:: SOURCE DOCUMENT ::

Tex-Mex can be confusing to, well, anyone not from Texas. It involves lots of meat—various cuts of beef; pork ribs, shreds and slices—but there’s also tortillas, peppers and beans involved. Watching me reheat leftovers from a recent visit to Loco BBQ, a new takeout-only Tex-Mex joint on North Lombard Street, a WW intern said, “That looks more like Mexican food than barbecue.” And he was right. Tex-Mex is a post-cuisine: fare built on the tasty flavors of two long-surviving and delicious food cultures.

Loco, opened by Peru-born, Northwest-bred chef Gary Herrera (whose wife, Bonnie, owns St. Johns’ Hawaiian-style barbecue joint Big Kahuna) in May, takes elements of both Mexican food and barbecue and adds a casual, picnic vibe. Sammies—like the roasted-for-16-hours pulled pork ($6.75) and the heavenly, pickle-and-smoked-jalapeño-topped, jus-soaked Texas dip ($7.75)—come with “Loco slaw” coated in a thick and tangy, cilantro-studded vinaigrette, plus a creamy Reser’s-like potato salad. Other sandwiches, like the Cow Tri-Tip ’n’ Steak ($8.75), topped with grilled onions and pepper Jack, are worth splurging on, though the infuriatingly sloppy Longhorn, which piles beef brisket atop a six-ounce smoked sausage, leaves you with two palmfuls of meaty goodness thanks to that Southwestern au jus. Every order comes in a heavy-duty takeout container designed to withstand the heaviest of saucings.

Did someone mention sauce? Loco’s tender, toothsome Carlton Farms meats would be lost without it. Upon entering the quaint space, it’s clear these folks (who welcome call-ahead orders) have priorities. Sauce, stacked high in small plastic cups in the prep area, prevails. There are two: a deep-colored, brown sugar- and molasses-rich “Sweet” and an orange-tinted, cayenne-heavy “Hot” that’s delightfully piquant and not overly spicy.

:::
:: DATA ::

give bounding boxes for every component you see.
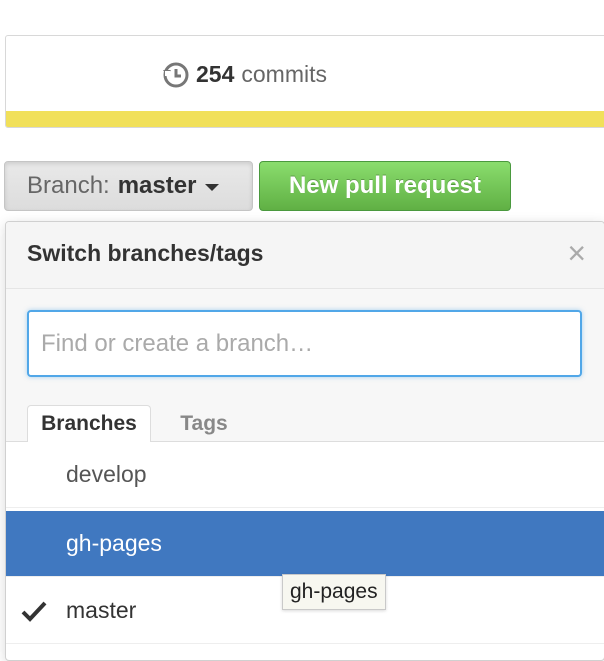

:::

• OBJECTIVE A
Reproduce the Loco BBQ review word for word, starting at "Loco, opened by" and ending at "heaviest of saucings.".
• OBJECTIVE B
According to the Loco BBQ review, on which street is the restaurant located?
Rely only on the Loco BBQ review here.

• CORRECT RESPONSE A
Loco, opened by Peru-born, Northwest-bred chef Gary Herrera (whose wife, Bonnie, owns St. Johns’ Hawaiian-style barbecue joint Big Kahuna) in May, takes elements of both Mexican food and barbecue and adds a casual, picnic vibe. Sammies—like the roasted-for-16-hours pulled pork ($6.75) and the heavenly, pickle-and-smoked-jalapeño-topped, jus-soaked Texas dip ($7.75)—come with “Loco slaw” coated in a thick and tangy, cilantro-studded vinaigrette, plus a creamy Reser’s-like potato salad. Other sandwiches, like the Cow Tri-Tip ’n’ Steak ($8.75), topped with grilled onions and pepper Jack, are worth splurging on, though the infuriatingly sloppy Longhorn, which piles beef brisket atop a six-ounce smoked sausage, leaves you with two palmfuls of meaty goodness thanks to that Southwestern au jus. Every order comes in a heavy-duty takeout container designed to withstand the heaviest of saucings.

• CORRECT RESPONSE B
North Lombard Street